#### Task:
Tally how many lines include "EPIC". The number is the whole answer.

(Raw records)

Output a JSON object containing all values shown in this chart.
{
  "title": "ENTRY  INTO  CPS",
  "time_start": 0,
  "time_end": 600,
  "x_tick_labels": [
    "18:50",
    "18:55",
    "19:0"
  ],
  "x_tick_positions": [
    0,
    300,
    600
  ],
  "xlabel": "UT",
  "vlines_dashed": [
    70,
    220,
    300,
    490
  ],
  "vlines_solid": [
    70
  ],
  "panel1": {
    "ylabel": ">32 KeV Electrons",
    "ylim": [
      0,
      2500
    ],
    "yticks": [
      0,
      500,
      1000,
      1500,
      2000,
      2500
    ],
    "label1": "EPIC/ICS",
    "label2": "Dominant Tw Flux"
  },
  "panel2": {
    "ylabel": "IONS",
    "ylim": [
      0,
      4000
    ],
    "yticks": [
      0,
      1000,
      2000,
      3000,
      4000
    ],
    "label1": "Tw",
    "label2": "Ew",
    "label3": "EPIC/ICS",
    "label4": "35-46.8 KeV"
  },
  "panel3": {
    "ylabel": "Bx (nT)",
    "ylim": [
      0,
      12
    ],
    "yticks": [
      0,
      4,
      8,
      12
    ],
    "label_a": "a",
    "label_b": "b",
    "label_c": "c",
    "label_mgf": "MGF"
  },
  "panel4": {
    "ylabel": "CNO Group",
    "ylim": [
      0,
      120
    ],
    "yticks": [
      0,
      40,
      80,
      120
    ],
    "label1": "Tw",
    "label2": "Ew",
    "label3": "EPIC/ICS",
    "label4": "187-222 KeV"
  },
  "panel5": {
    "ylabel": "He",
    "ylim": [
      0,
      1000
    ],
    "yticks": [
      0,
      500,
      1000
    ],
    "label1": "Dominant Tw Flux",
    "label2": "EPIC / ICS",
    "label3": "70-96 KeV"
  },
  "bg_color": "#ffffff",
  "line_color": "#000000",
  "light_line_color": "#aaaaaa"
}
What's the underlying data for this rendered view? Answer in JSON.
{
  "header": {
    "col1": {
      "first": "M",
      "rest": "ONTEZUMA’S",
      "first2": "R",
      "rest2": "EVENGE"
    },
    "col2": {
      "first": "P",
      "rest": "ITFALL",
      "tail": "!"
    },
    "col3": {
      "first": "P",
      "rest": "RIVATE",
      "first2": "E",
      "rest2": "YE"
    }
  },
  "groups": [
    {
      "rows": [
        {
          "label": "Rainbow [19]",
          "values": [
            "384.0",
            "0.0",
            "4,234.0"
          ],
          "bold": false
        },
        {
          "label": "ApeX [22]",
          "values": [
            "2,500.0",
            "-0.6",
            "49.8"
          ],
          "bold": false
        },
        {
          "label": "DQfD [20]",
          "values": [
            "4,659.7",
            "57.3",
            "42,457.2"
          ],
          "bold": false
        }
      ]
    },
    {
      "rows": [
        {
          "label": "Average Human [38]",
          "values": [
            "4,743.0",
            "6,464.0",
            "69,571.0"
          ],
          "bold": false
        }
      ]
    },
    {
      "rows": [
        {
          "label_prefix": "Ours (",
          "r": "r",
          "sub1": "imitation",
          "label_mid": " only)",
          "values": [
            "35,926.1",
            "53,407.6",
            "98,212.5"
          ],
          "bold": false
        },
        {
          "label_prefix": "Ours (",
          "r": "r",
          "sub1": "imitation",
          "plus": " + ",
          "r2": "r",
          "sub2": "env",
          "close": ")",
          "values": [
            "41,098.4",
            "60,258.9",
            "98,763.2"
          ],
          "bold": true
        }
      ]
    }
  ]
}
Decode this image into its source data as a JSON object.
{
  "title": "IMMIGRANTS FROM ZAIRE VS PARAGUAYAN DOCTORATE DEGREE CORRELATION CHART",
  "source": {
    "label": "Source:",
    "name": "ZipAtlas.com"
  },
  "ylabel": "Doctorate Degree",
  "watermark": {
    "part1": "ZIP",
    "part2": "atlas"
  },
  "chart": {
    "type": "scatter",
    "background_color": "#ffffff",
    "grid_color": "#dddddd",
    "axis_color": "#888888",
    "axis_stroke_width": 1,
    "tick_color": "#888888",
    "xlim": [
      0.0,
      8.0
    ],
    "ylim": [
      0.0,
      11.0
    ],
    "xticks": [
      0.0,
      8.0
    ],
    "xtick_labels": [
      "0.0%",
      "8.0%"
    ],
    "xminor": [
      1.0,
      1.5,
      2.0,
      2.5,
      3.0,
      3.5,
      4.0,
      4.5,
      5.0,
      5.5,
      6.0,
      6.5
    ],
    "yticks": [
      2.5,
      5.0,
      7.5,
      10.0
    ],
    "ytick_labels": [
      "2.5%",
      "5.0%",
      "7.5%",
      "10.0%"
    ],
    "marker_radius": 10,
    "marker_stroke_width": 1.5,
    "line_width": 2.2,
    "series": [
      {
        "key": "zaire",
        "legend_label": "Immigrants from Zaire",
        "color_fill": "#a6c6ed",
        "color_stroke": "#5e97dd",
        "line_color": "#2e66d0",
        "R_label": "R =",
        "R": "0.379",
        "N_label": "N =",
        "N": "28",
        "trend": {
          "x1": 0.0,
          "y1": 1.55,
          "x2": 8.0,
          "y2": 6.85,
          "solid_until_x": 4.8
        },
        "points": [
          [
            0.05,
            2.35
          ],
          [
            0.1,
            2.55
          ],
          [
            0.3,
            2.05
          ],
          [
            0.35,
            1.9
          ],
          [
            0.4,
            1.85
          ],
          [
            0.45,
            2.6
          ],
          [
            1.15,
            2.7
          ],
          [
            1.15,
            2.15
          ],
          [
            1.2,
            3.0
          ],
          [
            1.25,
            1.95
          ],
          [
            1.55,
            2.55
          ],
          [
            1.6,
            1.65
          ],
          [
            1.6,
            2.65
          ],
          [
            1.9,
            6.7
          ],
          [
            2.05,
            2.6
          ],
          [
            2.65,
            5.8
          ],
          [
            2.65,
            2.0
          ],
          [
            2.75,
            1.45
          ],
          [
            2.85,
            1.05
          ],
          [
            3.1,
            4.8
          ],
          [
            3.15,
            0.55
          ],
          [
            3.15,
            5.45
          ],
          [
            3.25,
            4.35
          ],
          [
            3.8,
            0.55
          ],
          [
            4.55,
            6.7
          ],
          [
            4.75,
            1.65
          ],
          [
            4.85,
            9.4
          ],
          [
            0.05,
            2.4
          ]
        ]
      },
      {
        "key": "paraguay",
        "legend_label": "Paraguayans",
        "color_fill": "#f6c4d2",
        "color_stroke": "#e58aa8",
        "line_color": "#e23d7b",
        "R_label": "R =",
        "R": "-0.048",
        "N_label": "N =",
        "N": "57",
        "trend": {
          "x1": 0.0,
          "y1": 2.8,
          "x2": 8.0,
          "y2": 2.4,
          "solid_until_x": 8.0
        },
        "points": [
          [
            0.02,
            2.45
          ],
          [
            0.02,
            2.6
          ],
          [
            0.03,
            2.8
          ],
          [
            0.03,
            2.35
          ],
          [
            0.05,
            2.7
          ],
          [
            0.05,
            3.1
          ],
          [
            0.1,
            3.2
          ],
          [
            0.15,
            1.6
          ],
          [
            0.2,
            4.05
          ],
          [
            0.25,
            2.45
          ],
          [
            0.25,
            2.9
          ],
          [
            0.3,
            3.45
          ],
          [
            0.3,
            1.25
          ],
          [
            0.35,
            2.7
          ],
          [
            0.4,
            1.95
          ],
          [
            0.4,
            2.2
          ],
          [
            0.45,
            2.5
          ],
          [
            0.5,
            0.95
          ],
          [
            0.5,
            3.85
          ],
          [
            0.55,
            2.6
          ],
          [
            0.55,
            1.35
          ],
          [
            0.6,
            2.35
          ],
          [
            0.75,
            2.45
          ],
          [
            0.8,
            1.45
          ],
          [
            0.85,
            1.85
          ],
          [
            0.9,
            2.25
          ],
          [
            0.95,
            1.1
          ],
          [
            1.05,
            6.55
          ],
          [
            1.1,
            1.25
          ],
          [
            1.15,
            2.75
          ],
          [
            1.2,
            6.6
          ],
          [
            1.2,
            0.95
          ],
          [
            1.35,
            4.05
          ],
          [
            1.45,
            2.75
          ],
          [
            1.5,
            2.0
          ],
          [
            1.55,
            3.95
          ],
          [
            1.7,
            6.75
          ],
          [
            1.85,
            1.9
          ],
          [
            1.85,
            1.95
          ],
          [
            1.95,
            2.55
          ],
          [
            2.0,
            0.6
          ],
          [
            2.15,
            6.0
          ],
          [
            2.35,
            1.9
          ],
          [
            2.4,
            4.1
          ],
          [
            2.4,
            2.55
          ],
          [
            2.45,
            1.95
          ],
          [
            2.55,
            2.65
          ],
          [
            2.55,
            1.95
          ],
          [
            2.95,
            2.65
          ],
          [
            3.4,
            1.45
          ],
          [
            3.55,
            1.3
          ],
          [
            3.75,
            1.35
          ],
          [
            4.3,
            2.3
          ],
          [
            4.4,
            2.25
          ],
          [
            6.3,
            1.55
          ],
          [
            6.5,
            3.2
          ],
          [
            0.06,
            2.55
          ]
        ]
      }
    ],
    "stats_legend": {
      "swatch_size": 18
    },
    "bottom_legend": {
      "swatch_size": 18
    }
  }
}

#### Solution below:
4